### Stored data

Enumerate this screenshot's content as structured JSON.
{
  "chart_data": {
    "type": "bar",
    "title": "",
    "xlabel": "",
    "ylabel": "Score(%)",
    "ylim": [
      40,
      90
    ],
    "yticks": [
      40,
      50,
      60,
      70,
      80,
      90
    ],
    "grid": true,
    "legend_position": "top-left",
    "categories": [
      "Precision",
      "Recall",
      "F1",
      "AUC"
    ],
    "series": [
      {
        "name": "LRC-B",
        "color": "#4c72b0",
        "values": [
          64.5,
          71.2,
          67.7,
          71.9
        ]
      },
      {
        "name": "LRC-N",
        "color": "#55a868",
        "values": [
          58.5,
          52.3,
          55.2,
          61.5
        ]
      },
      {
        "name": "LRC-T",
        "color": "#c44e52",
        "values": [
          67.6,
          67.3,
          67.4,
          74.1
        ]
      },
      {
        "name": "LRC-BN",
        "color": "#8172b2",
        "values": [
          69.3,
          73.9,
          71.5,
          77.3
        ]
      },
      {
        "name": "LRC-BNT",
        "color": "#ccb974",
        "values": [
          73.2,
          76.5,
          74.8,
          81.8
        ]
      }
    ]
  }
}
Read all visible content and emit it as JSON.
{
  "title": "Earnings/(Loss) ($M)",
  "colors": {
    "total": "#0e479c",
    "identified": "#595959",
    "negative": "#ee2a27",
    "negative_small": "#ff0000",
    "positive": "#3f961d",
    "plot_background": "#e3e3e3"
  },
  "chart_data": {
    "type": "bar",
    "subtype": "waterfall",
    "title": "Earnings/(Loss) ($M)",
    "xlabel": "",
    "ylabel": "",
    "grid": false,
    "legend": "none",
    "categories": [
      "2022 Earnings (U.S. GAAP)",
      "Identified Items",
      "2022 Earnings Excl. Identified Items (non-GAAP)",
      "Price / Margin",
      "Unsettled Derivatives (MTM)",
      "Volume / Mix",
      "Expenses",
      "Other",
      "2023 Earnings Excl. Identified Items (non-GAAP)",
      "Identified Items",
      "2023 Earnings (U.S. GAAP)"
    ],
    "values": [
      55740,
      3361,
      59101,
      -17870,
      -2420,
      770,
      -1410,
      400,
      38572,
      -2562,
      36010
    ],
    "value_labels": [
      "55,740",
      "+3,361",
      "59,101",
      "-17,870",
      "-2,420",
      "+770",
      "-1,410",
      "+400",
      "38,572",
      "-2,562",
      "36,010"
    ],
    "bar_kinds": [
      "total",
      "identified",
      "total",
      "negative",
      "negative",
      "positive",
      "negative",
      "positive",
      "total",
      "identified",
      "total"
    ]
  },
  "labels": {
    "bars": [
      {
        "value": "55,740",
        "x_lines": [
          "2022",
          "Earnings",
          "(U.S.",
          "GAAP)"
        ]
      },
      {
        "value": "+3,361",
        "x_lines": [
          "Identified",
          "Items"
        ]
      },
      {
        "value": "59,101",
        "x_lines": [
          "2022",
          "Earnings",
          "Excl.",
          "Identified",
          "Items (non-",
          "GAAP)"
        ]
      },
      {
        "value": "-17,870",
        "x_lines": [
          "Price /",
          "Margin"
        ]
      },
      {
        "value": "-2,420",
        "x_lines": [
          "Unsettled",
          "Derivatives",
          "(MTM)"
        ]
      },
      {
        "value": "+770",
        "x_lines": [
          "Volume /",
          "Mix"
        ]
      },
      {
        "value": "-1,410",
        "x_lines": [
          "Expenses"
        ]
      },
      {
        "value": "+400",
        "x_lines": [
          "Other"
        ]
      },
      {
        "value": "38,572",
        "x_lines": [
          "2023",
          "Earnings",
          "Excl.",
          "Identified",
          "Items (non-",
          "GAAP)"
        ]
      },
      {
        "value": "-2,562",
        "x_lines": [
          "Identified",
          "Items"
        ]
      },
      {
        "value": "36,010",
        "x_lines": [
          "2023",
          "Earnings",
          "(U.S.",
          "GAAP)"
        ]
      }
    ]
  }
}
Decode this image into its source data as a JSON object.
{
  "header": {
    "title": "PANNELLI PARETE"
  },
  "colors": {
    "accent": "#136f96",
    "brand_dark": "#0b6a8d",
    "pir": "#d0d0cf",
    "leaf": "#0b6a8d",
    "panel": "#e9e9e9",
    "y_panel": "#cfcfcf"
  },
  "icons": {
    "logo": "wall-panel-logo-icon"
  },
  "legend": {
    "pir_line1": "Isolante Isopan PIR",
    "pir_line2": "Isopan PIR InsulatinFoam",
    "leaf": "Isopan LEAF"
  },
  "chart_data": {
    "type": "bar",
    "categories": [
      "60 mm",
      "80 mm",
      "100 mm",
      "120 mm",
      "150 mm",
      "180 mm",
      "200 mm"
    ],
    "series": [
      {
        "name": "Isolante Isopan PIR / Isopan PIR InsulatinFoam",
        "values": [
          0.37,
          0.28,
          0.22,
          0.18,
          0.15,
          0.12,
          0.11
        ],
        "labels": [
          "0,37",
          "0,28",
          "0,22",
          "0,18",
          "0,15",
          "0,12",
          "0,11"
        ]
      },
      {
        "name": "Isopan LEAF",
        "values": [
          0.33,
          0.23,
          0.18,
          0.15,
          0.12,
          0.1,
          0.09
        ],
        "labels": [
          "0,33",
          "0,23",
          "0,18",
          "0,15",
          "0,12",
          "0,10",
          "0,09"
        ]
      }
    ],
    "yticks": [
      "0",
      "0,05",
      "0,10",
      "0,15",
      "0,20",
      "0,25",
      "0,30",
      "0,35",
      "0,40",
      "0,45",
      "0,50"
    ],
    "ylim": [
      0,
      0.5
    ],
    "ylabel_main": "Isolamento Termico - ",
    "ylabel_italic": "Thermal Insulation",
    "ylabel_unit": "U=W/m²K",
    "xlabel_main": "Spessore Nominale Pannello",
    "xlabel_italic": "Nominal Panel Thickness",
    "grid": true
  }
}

######

The task: Reproduce each record shown above without altering a single word.

Correct result:
Enumerate this screenshot's content as structured JSON.
{
  "chart_data": {
    "type": "bar",
    "title": "",
    "xlabel": "",
    "ylabel": "Score(%)",
    "ylim": [
      40,
      90
    ],
    "yticks": [
      40,
      50,
      60,
      70,
      80,
      90
    ],
    "grid": true,
    "legend_position": "top-left",
    "categories": [
      "Precision",
      "Recall",
      "F1",
      "AUC"
    ],
    "series": [
      {
        "name": "LRC-B",
        "color": "#4c72b0",
        "values": [
          64.5,
          71.2,
          67.7,
          71.9
        ]
      },
      {
        "name": "LRC-N",
        "color": "#55a868",
        "values": [
          58.5,
          52.3,
          55.2,
          61.5
        ]
      },
      {
        "name": "LRC-T",
        "color": "#c44e52",
        "values": [
          67.6,
          67.3,
          67.4,
          74.1
        ]
      },
      {
        "name": "LRC-BN",
        "color": "#8172b2",
        "values": [
          69.3,
          73.9,
          71.5,
          77.3
        ]
      },
      {
        "name": "LRC-BNT",
        "color": "#ccb974",
        "values": [
          73.2,
          76.5,
          74.8,
          81.8
        ]
      }
    ]
  }
}
Read all visible content and emit it as JSON.
{
  "title": "Earnings/(Loss) ($M)",
  "colors": {
    "total": "#0e479c",
    "identified": "#595959",
    "negative": "#ee2a27",
    "negative_small": "#ff0000",
    "positive": "#3f961d",
    "plot_background": "#e3e3e3"
  },
  "chart_data": {
    "type": "bar",
    "subtype": "waterfall",
    "title": "Earnings/(Loss) ($M)",
    "xlabel": "",
    "ylabel": "",
    "grid": false,
    "legend": "none",
    "categories": [
      "2022 Earnings (U.S. GAAP)",
      "Identified Items",
      "2022 Earnings Excl. Identified Items (non-GAAP)",
      "Price / Margin",
      "Unsettled Derivatives (MTM)",
      "Volume / Mix",
      "Expenses",
      "Other",
      "2023 Earnings Excl. Identified Items (non-GAAP)",
      "Identified Items",
      "2023 Earnings (U.S. GAAP)"
    ],
    "values": [
      55740,
      3361,
      59101,
      -17870,
      -2420,
      770,
      -1410,
      400,
      38572,
      -2562,
      36010
    ],
    "value_labels": [
      "55,740",
      "+3,361",
      "59,101",
      "-17,870",
      "-2,420",
      "+770",
      "-1,410",
      "+400",
      "38,572",
      "-2,562",
      "36,010"
    ],
    "bar_kinds": [
      "total",
      "identified",
      "total",
      "negative",
      "negative",
      "positive",
      "negative",
      "positive",
      "total",
      "identified",
      "total"
    ]
  },
  "labels": {
    "bars": [
      {
        "value": "55,740",
        "x_lines": [
          "2022",
          "Earnings",
          "(U.S.",
          "GAAP)"
        ]
      },
      {
        "value": "+3,361",
        "x_lines": [
          "Identified",
          "Items"
        ]
      },
      {
        "value": "59,101",
        "x_lines": [
          "2022",
          "Earnings",
          "Excl.",
          "Identified",
          "Items (non-",
          "GAAP)"
        ]
      },
      {
        "value": "-17,870",
        "x_lines": [
          "Price /",
          "Margin"
        ]
      },
      {
        "value": "-2,420",
        "x_lines": [
          "Unsettled",
          "Derivatives",
          "(MTM)"
        ]
      },
      {
        "value": "+770",
        "x_lines": [
          "Volume /",
          "Mix"
        ]
      },
      {
        "value": "-1,410",
        "x_lines": [
          "Expenses"
        ]
      },
      {
        "value": "+400",
        "x_lines": [
          "Other"
        ]
      },
      {
        "value": "38,572",
        "x_lines": [
          "2023",
          "Earnings",
          "Excl.",
          "Identified",
          "Items (non-",
          "GAAP)"
        ]
      },
      {
        "value": "-2,562",
        "x_lines": [
          "Identified",
          "Items"
        ]
      },
      {
        "value": "36,010",
        "x_lines": [
          "2023",
          "Earnings",
          "(U.S.",
          "GAAP)"
        ]
      }
    ]
  }
}
Decode this image into its source data as a JSON object.
{
  "header": {
    "title": "PANNELLI PARETE"
  },
  "colors": {
    "accent": "#136f96",
    "brand_dark": "#0b6a8d",
    "pir": "#d0d0cf",
    "leaf": "#0b6a8d",
    "panel": "#e9e9e9",
    "y_panel": "#cfcfcf"
  },
  "icons": {
    "logo": "wall-panel-logo-icon"
  },
  "legend": {
    "pir_line1": "Isolante Isopan PIR",
    "pir_line2": "Isopan PIR InsulatinFoam",
    "leaf": "Isopan LEAF"
  },
  "chart_data": {
    "type": "bar",
    "categories": [
      "60 mm",
      "80 mm",
      "100 mm",
      "120 mm",
      "150 mm",
      "180 mm",
      "200 mm"
    ],
    "series": [
      {
        "name": "Isolante Isopan PIR / Isopan PIR InsulatinFoam",
        "values": [
          0.37,
          0.28,
          0.22,
          0.18,
          0.15,
          0.12,
          0.11
        ],
        "labels": [
          "0,37",
          "0,28",
          "0,22",
          "0,18",
          "0,15",
          "0,12",
          "0,11"
        ]
      },
      {
        "name": "Isopan LEAF",
        "values": [
          0.33,
          0.23,
          0.18,
          0.15,
          0.12,
          0.1,
          0.09
        ],
        "labels": [
          "0,33",
          "0,23",
          "0,18",
          "0,15",
          "0,12",
          "0,10",
          "0,09"
        ]
      }
    ],
    "yticks": [
      "0",
      "0,05",
      "0,10",
      "0,15",
      "0,20",
      "0,25",
      "0,30",
      "0,35",
      "0,40",
      "0,45",
      "0,50"
    ],
    "ylim": [
      0,
      0.5
    ],
    "ylabel_main": "Isolamento Termico - ",
    "ylabel_italic": "Thermal Insulation",
    "ylabel_unit": "U=W/m²K",
    "xlabel_main": "Spessore Nominale Pannello",
    "xlabel_italic": "Nominal Panel Thickness",
    "grid": true
  }
}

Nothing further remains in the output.